[MATERIAL PROVIDED]
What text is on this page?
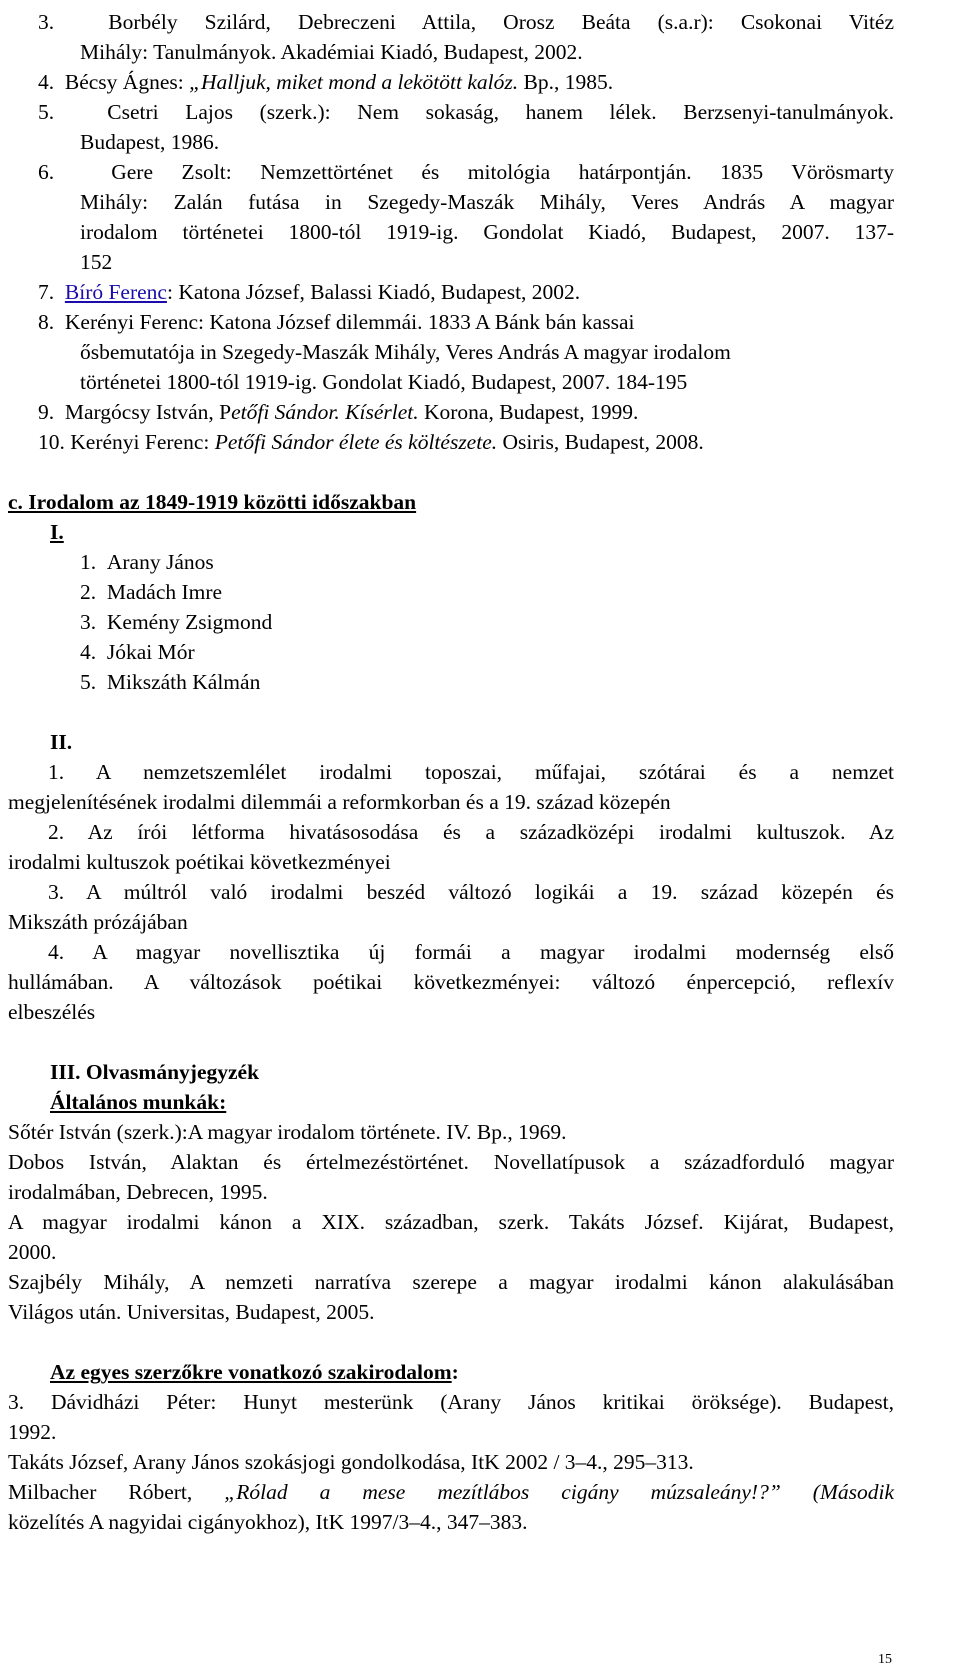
3.	Borbély Szilárd, Debreczeni Attila, Orosz Beáta (s.a.r): Csokonai Vitéz
Mihály: Tanulmányok. Akadémiai Kiadó, Budapest, 2002.
4. Bécsy Ágnes: „Halljuk, miket mond a lekötött kalóz. Bp., 1985.
5. Csetri Lajos (szerk.): Nem sokaság, hanem lélek. Berzsenyi-tanulmányok.
Budapest, 1986.
6.	Gere Zsolt: Nemzettörténet és mitológia határpontján. 1835 Vörösmarty
Mihály: Zalán futása in Szegedy-Maszák Mihály, Veres András A magyar
irodalom történetei 1800-tól 1919-ig. Gondolat Kiadó, Budapest, 2007. 137-
152
7. Bíró Ferenc: Katona József, Balassi Kiadó, Budapest, 2002.
8. Kerényi Ferenc: Katona József dilemmái. 1833 A Bánk bán kassai
ősbemutatója in Szegedy-Maszák Mihály, Veres András A magyar irodalom
történetei 1800-tól 1919-ig. Gondolat Kiadó, Budapest, 2007. 184-195
9. Margócsy István, Petőfi Sándor. Kísérlet. Korona, Budapest, 1999.
10. Kerényi Ferenc: Petőfi Sándor élete és költészete. Osiris, Budapest, 2008.
c. Irodalom az 1849-1919 közötti időszakban
I.
1. Arany János
2. Madách Imre
3. Kemény Zsigmond
4. Jókai Mór
5. Mikszáth Kálmán
II.
1. A nemzetszemlélet irodalmi toposzai, műfajai, szótárai és a nemzet
megjelenítésének irodalmi dilemmái a reformkorban és a 19. század közepén
2. Az írói létforma hivatásosodása és a századközépi irodalmi kultuszok. Az
irodalmi kultuszok poétikai következményei
3. A múltról való irodalmi beszéd változó logikái a 19. század közepén és
Mikszáth prózájában
4. A magyar novellisztika új formái a magyar irodalmi modernség első
hullámában. A változások poétikai következményei: változó énpercepció, reflexív
elbeszélés
III. Olvasmányjegyzék
Általános munkák:
Sőtér István (szerk.):A magyar irodalom története. IV. Bp., 1969.
Dobos István, Alaktan és értelmezéstörténet. Novellatípusok a századforduló magyar
irodalmában, Debrecen, 1995.
A magyar irodalmi kánon a XIX. században, szerk. Takáts József. Kijárat, Budapest,
2000.
Szajbély Mihály, A nemzeti narratíva szerepe a magyar irodalmi kánon alakulásában
Világos után. Universitas, Budapest, 2005.
Az egyes szerzőkre vonatkozó szakirodalom:
3. Dávidházi Péter: Hunyt mesterünk (Arany János kritikai öröksége). Budapest,
1992.
Takáts József, Arany János szokásjogi gondolkodása, ItK 2002 / 3–4., 295–313.
Milbacher Róbert, „Rólad a mese mezítlábos cigány múzsaleány!?” (Második
közelítés A nagyidai cigányokhoz), ItK 1997/3–4., 347–383.
15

[STATED TASK] In the listing above, how many lines include the word "irodalmi"? Answer with the number and nothing more.

[RESULT FOR THIS EXERCISE] 8